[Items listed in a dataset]

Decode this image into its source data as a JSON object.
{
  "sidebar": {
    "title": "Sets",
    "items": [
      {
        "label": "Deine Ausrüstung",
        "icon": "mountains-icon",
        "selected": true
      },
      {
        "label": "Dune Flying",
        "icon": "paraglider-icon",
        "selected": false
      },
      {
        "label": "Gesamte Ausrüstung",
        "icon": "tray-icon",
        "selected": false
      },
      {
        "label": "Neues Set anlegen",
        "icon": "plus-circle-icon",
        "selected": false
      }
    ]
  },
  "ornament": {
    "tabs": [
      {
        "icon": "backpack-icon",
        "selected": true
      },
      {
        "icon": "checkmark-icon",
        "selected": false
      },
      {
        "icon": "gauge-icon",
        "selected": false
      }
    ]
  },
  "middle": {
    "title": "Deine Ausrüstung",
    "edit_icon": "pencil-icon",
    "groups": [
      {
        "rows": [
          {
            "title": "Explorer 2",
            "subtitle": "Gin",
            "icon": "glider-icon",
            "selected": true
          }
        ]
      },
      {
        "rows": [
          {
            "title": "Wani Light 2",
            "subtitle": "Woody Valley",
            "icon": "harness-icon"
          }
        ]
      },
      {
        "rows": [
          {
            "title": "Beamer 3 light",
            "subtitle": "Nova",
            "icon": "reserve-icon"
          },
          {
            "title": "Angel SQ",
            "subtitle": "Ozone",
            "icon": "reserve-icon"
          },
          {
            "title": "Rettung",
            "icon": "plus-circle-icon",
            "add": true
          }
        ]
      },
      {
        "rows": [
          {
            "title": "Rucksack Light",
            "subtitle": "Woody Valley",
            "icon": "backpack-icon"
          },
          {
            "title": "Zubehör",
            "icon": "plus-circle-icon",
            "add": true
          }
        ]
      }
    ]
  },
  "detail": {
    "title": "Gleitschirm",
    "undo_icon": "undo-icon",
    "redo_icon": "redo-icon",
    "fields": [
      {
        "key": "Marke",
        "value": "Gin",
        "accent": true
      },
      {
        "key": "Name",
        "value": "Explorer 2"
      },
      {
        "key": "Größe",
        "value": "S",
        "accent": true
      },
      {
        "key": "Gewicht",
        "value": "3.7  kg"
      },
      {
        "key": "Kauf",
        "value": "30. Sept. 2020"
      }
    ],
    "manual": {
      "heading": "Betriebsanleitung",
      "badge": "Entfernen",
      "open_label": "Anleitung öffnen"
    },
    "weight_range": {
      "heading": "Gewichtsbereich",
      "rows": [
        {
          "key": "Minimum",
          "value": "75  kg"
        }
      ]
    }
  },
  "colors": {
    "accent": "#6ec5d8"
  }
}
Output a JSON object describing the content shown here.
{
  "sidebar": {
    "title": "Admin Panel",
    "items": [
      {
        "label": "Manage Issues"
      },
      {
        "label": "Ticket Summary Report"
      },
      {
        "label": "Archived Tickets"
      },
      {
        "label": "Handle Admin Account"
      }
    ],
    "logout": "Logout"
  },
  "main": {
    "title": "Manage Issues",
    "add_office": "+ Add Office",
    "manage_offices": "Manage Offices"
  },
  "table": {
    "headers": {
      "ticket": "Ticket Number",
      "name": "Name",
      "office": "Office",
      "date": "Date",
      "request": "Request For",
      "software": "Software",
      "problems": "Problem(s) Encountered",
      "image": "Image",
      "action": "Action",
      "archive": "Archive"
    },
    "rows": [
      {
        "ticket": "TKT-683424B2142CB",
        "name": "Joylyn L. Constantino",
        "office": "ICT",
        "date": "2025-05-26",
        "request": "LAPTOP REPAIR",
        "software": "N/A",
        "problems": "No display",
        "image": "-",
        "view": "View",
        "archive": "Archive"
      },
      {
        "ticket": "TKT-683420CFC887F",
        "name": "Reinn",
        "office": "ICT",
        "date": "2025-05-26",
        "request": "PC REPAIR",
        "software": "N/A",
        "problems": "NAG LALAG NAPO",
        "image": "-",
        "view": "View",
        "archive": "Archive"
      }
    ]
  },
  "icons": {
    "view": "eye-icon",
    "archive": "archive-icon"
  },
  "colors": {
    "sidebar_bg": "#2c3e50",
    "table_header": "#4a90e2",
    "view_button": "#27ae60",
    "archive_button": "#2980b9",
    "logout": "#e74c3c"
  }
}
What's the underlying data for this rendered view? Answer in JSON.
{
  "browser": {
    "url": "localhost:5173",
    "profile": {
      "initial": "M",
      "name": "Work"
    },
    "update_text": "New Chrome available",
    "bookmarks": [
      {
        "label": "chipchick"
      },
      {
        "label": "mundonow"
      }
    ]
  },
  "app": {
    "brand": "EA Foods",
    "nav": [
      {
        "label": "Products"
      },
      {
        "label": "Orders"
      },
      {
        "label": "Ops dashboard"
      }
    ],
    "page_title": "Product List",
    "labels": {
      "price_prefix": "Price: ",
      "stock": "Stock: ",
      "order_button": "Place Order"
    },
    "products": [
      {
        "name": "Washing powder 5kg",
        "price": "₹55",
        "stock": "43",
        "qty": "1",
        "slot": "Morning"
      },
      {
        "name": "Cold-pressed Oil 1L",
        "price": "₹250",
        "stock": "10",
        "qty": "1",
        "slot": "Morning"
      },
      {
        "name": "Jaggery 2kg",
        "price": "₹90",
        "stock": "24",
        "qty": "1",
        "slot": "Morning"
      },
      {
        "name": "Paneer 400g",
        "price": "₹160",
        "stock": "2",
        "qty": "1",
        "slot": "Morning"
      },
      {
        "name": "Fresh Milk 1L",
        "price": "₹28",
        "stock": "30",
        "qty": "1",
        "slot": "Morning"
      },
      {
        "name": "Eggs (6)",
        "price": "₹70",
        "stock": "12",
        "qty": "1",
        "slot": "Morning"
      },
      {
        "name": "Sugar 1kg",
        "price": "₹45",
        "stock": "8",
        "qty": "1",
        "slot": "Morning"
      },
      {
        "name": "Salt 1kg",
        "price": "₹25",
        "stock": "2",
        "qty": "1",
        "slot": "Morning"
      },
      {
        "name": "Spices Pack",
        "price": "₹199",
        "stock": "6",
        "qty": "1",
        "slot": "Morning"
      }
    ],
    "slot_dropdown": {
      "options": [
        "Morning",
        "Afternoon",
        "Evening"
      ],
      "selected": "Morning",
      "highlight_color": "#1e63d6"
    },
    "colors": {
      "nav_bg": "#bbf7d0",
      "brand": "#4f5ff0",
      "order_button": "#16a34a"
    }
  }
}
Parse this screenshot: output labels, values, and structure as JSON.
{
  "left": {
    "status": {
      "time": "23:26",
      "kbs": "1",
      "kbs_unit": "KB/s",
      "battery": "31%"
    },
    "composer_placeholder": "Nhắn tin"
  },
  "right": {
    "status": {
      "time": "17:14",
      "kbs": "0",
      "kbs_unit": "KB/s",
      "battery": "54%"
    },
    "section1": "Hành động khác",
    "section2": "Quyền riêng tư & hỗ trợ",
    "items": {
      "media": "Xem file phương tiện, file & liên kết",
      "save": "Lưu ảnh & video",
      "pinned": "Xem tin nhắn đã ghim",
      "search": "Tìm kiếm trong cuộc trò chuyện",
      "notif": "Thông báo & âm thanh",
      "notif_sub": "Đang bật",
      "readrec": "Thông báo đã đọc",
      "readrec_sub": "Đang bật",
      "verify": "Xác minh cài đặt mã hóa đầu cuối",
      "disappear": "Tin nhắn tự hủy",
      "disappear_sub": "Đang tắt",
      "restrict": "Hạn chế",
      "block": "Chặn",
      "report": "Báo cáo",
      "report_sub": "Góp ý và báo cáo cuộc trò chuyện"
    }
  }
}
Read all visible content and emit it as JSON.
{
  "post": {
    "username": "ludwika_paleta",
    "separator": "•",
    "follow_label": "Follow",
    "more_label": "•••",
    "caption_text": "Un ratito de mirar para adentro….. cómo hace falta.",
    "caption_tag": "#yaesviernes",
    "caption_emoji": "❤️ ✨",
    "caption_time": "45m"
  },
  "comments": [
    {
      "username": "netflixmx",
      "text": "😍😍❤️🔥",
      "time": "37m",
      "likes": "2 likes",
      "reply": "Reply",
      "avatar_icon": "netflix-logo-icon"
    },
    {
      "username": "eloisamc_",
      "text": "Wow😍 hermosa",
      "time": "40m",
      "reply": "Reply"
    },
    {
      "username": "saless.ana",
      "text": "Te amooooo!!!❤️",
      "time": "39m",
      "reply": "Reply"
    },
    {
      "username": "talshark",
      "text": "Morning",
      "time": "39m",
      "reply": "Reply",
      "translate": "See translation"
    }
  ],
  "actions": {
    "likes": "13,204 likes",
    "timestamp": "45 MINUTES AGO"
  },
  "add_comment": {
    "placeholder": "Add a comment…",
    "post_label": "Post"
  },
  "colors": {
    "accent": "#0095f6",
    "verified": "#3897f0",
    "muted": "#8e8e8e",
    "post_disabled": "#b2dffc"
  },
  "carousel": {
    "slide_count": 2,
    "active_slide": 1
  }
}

Request: Where does the word "object" appear in the listing? List each line that holds it.

Worked solution:
Decode this image into its source data as a JSON object.
Output a JSON object describing the content shown here.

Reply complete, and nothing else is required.